**Given task:** Keep only those lines of the records that include the string "gracilis".

[Data entries for graphics]

[start]

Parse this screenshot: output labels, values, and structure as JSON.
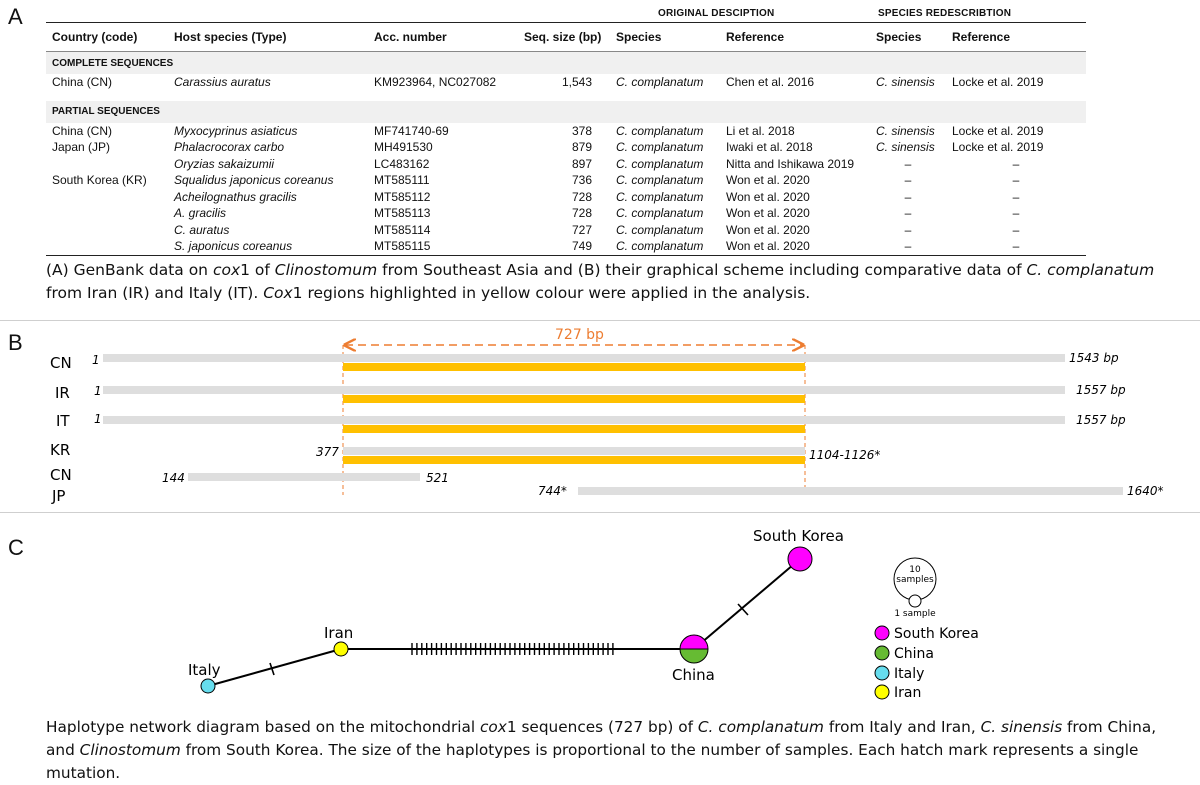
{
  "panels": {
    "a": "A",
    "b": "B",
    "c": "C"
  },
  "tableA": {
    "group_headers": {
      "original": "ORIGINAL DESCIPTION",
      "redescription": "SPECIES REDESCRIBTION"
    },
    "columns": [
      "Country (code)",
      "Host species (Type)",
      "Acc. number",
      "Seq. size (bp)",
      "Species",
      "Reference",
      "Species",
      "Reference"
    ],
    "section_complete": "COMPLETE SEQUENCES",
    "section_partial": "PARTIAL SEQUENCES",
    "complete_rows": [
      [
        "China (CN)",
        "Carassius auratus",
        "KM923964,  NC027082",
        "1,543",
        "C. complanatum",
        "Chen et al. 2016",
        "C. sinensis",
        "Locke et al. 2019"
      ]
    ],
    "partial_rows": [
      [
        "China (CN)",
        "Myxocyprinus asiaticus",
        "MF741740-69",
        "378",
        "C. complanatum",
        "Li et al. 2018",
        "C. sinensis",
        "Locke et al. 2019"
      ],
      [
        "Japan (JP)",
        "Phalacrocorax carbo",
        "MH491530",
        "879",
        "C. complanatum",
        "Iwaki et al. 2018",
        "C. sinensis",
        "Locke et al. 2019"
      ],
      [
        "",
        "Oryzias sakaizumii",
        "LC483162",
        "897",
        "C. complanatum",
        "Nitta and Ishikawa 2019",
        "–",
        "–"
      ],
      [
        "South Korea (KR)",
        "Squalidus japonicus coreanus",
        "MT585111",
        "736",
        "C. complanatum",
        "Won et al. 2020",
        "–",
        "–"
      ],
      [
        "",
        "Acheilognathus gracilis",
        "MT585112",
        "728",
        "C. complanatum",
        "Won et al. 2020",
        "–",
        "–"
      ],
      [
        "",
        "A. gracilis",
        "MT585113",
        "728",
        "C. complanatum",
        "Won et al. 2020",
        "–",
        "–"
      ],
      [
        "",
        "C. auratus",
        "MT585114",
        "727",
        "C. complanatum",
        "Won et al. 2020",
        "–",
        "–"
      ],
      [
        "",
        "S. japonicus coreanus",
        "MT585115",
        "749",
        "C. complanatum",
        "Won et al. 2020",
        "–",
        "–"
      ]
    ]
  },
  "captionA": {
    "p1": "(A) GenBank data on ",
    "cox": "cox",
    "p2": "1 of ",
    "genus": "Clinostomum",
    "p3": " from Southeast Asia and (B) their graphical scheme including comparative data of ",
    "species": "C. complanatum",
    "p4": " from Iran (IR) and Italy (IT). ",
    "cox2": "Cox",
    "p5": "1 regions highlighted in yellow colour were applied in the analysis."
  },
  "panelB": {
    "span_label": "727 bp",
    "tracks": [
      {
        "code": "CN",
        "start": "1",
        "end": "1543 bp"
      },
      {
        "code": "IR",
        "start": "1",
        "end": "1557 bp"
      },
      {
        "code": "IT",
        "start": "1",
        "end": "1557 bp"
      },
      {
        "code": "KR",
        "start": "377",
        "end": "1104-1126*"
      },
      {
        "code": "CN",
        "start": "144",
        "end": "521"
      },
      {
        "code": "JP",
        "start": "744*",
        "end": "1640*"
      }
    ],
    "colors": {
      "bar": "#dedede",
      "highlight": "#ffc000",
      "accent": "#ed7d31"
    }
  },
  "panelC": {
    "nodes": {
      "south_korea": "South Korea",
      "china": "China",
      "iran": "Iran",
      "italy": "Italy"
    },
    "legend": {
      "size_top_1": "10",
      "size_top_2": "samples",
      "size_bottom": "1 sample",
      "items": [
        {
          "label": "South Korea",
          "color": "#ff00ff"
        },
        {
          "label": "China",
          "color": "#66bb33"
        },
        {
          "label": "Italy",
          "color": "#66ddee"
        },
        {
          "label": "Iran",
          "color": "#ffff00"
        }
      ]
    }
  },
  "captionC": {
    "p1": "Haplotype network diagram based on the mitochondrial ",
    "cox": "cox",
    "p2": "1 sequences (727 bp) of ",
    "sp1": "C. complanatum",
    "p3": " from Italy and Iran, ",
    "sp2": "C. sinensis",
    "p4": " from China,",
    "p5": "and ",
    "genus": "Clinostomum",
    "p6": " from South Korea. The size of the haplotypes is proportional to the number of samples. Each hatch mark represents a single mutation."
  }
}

[end]

**Result of the task:**
        "Acheilognathus gracilis",
        "A. gracilis",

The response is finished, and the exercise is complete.